▸ Alıştırma Görevleri
(a) Suç ortaklığı politikasıyla ilgili alıntıda "(Princeton, CB): Suç" sözleriyle başlayıp "her noktada reddetmeliyiz." sözlerine kadar süren bölümü hiç değiştirmeden kopyalayınız.
(b) Suç ortaklığı politikasıyla ilgili alıntının son cümlesinden sonra gelecek metni yazınız.

▸ Alıntı
++++

4. Suç Ortaklığı Politikası

…İkinci olarak, ABD üniversitelerinin ya da en azından bazılarının soykırımla suç ortaklığı yaptığına işaret ettiğinizde maddi talebinizi etik bir talebe dönüştürüyorsunuz. Bu etik talep, maddi talebin siyasileştirilmesi için bir zemin oluşturuyor. Hareketlerinizin hem üniversite hem de bir bütün olarak ABD sistemi karşısında ortaya koyduğu etik talebi nasıl gördüğünüzden biraz daha bahsedebilir misiniz?

(Princeton, CB): Suç ortaklığının tanınması, sosyal analizin temel birimi olarak bireyden bir kopuştur. Burada, bireyselliği epistemolojik bir başarısızlık olarak işaretleyen Samah Jabr’dan biraz ilham alıyorum. Yani, sistemler düzeyinde düşünmeliyiz. Acımasız ilişkimiz konusunda ısrarcı olmalıyız. Suç ortaklığının tanınması ve suç ortağı olmayı REDDETME hakkı, kısmen Amerikan sosyal düzeninin dayandığı kötü niyetin reddidir. Eğer politik ekonomimizi yapılandıran çıkar ve şiddetten kaçış yoksa, kötülüğe yatırımı neden reddedelim? Bu terimleri mümkün olan her noktada reddetmeliyiz.

(Harvard, FA, SG, SW, OL, ve SB): Bu soru bize faydalı bir ayrım sunuyor: gerçekten suç ortaklığını hedef alan bir politika mı izliyoruz, yoksa analizlerimiz bizi sorunun daha geniş bir tanımına mı götürüyor? Suç ortaklığı elbette söz konusudur; üniversitemizin soykırım ve etnik temizlik mekanizmasını finanse ettiğini söylemek – daha düşük derecede veya uzak bir katılım biçimini ima ederek – kuruma zulümlerde eşlik eden bir rol atfetmektir. Bu, özellikle de Filistin’deki faillerin eylemleriyle kıyaslandığında, bir ölçüde doğrudur. Ancak kurumlarımızı suç ortaklığıyla itham etmek yeterli midir? Elit üniversiteler Amerikan emperyalizminin aygıtının temel bir bileşenidir. Siyasi ve kapitalist sınıfını, bürokratlarını ve teknisyenlerini eğitir; silahlarını ve diğer dolaylı baskı biçimlerini geliştirir, test eder ve rafine ederler. Üniversiteler Amerikan hegemonyasının sürdürülmesinde, elden çıkarma meselesinin ele aldığından çok daha geniş bir rol oynamaktadır. Analizlerimizde İsrail’e daha büyük emperyal müttefikinden bir miktar özerklik tanımamız gerekse de, Siyonizm’in ABD hegemonyasının daha büyük projesi için temel bir stratejik varlık olduğu da inkar edilemez.

++++

▸ Verilen Bilgiler
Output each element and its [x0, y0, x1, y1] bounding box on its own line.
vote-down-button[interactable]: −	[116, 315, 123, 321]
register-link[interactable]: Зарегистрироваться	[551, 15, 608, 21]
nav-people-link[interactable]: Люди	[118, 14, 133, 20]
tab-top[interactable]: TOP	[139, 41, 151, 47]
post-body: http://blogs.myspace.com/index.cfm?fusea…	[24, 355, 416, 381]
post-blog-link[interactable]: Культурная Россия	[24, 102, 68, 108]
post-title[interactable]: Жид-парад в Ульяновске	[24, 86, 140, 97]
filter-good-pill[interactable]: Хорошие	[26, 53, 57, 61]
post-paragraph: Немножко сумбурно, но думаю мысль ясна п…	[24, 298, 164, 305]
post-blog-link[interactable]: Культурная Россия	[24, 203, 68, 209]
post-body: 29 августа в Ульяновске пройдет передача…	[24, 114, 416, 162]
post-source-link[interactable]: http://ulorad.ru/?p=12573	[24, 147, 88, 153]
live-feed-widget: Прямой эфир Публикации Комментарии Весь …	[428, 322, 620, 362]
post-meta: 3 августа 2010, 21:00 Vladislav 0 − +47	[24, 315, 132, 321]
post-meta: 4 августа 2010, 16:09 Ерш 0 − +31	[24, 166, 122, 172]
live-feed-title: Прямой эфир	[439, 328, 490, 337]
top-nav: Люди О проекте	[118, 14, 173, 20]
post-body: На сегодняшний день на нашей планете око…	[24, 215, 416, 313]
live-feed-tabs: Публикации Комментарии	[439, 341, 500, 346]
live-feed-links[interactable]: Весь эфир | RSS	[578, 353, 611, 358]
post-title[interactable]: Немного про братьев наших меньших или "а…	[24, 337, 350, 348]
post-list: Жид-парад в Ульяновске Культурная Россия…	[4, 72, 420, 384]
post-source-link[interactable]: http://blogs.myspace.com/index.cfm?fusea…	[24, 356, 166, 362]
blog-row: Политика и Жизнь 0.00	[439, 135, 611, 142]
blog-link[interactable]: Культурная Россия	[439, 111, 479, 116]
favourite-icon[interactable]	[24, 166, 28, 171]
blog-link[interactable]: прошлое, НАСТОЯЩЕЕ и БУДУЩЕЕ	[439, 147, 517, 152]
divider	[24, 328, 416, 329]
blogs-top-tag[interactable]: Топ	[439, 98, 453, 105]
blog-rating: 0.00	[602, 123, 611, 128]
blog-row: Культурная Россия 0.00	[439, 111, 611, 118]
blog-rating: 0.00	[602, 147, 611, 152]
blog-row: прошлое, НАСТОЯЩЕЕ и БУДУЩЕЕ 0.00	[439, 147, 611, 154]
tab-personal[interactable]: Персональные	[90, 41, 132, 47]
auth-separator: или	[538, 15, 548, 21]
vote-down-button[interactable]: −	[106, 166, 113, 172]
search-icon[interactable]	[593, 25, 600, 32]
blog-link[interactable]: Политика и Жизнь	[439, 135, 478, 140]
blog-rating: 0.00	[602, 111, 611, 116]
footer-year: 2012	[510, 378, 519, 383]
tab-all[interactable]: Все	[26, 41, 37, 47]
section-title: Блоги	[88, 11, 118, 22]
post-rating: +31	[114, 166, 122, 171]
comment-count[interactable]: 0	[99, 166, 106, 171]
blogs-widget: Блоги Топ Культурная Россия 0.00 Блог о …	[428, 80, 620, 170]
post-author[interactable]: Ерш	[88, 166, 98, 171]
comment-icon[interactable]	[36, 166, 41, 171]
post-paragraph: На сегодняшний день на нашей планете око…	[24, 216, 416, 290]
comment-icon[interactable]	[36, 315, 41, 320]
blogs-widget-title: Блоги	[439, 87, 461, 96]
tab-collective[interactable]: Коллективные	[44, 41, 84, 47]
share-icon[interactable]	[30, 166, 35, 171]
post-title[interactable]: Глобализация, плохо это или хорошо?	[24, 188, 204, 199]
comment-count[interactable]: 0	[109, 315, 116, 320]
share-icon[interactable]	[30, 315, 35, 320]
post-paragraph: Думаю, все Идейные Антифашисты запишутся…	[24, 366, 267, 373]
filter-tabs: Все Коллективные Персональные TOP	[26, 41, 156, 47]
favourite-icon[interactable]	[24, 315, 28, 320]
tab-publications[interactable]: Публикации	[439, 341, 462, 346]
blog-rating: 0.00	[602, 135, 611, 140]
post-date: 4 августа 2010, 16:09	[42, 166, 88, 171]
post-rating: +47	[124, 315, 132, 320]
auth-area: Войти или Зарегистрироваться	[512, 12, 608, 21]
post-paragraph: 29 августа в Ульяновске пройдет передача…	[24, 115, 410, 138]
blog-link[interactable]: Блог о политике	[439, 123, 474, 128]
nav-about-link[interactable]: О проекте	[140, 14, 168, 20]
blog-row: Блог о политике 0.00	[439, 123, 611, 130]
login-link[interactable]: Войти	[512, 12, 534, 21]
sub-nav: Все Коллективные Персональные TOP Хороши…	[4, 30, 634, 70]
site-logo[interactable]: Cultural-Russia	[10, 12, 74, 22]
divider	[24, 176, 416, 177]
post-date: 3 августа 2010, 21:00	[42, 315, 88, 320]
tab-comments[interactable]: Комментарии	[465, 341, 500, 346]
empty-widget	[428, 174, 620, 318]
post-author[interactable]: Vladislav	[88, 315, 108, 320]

++++

▸ Sıralı Sonuçlar
(a)
(Princeton, CB): Suç ortaklığının tanınması, sosyal analizin temel birimi olarak bireyden bir kopuştur. Burada, bireyselliği epistemolojik bir başarısızlık olarak işaretleyen Samah Jabr’dan biraz ilham alıyorum. Yani, sistemler düzeyinde düşünmeliyiz. Acımasız ilişkimiz konusunda ısrarcı olmalıyız. Suç ortaklığının tanınması ve suç ortağı olmayı REDDETME hakkı, kısmen Amerikan sosyal düzeninin dayandığı kötü niyetin reddidir. Eğer politik ekonomimizi yapılandıran çıkar ve şiddetten kaçış yoksa, kötülüğe yatırımı neden reddedelim? Bu terimleri mümkün olan her noktada reddetmeliyiz.

(b)
 Soru aynı şekilde ulusal düzeyde de sorulabilir: ABD’nin Gazze’de devam eden yıkımdaki rolünü sadece suç ortaklığı olarak nitelendirmek ne derece doğrudur? Geçtiğimiz haftaların en beklenmedik gelişmelerinden biri de öğrenci hareketinin ulusal ve uluslararası ölçekte güç kullanma becerisi oldu. Ülkenin dört bir yanındaki kamplar bireysel güçlerini karşılıklı olarak pekiştirmeye başladıkça, uygulanan baskının kampüs sınırlarını çok aştığı açıkça ortaya çıktı. Haftalar süren oyalamadan sonra Biden yönetiminin nihayet İsrail’e hazırladığı ateşkes anlaşmasını kabul etmesi için baskı yapmaya başlaması tesadüf değildir. Hareketin kendisi Kasım ayındaki seçimlerle ilgili olarak hiçbir zaman gerçek anlamda bir pozisyon ifade etmemiş olsa da, ölçeğinin, altı ay içinde Trump’a karşı bir ‘halk cephesi’ kurma olasılığı artık ciddi bir tehlike altında olan görevdeki başkan için ciddi bir seçim sorununu temsil etmeye başladığına inanmak zorundayız.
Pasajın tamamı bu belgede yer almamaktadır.